> _What needs to be done_
Are you able to retype all the records below exactly?

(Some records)
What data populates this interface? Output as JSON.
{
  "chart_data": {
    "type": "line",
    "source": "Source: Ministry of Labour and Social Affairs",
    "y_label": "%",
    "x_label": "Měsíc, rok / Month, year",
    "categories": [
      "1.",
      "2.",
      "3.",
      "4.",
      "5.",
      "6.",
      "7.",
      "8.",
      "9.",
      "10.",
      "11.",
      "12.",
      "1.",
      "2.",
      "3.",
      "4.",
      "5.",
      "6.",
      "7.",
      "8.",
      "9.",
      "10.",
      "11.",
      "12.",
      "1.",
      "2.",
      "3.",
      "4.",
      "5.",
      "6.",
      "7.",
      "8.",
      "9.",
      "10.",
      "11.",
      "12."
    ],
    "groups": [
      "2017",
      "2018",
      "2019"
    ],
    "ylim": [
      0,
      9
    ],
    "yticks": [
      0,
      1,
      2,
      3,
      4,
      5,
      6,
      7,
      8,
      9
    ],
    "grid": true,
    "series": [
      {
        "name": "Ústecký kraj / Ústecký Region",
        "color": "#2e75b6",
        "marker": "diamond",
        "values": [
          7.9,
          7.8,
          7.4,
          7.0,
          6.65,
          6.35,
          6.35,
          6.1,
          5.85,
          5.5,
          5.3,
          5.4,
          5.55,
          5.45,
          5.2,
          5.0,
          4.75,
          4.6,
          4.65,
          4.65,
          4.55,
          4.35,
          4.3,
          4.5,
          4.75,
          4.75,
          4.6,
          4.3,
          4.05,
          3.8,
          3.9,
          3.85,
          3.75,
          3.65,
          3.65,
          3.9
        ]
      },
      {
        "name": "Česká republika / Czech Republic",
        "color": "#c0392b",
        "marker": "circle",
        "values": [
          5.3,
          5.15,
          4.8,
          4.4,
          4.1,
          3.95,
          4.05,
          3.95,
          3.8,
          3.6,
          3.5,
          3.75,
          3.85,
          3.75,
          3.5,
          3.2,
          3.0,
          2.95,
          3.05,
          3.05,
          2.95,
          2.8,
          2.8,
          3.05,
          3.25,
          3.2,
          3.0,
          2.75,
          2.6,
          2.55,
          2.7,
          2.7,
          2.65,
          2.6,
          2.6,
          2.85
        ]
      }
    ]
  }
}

> _Exercise solution_
What data populates this interface? Output as JSON.
{
  "chart_data": {
    "type": "line",
    "source": "Source: Ministry of Labour and Social Affairs",
    "y_label": "%",
    "x_label": "Měsíc, rok / Month, year",
    "categories": [
      "1.",
      "2.",
      "3.",
      "4.",
      "5.",
      "6.",
      "7.",
      "8.",
      "9.",
      "10.",
      "11.",
      "12.",
      "1.",
      "2.",
      "3.",
      "4.",
      "5.",
      "6.",
      "7.",
      "8.",
      "9.",
      "10.",
      "11.",
      "12.",
      "1.",
      "2.",
      "3.",
      "4.",
      "5.",
      "6.",
      "7.",
      "8.",
      "9.",
      "10.",
      "11.",
      "12."
    ],
    "groups": [
      "2017",
      "2018",
      "2019"
    ],
    "ylim": [
      0,
      9
    ],
    "yticks": [
      0,
      1,
      2,
      3,
      4,
      5,
      6,
      7,
      8,
      9
    ],
    "grid": true,
    "series": [
      {
        "name": "Ústecký kraj / Ústecký Region",
        "color": "#2e75b6",
        "marker": "diamond",
        "values": [
          7.9,
          7.8,
          7.4,
          7.0,
          6.65,
          6.35,
          6.35,
          6.1,
          5.85,
          5.5,
          5.3,
          5.4,
          5.55,
          5.45,
          5.2,
          5.0,
          4.75,
          4.6,
          4.65,
          4.65,
          4.55,
          4.35,
          4.3,
          4.5,
          4.75,
          4.75,
          4.6,
          4.3,
          4.05,
          3.8,
          3.9,
          3.85,
          3.75,
          3.65,
          3.65,
          3.9
        ]
      },
      {
        "name": "Česká republika / Czech Republic",
        "color": "#c0392b",
        "marker": "circle",
        "values": [
          5.3,
          5.15,
          4.8,
          4.4,
          4.1,
          3.95,
          4.05,
          3.95,
          3.8,
          3.6,
          3.5,
          3.75,
          3.85,
          3.75,
          3.5,
          3.2,
          3.0,
          2.95,
          3.05,
          3.05,
          2.95,
          2.8,
          2.8,
          3.05,
          3.25,
          3.2,
          3.0,
          2.75,
          2.6,
          2.55,
          2.7,
          2.7,
          2.65,
          2.6,
          2.6,
          2.85
        ]
      }
    ]
  }
}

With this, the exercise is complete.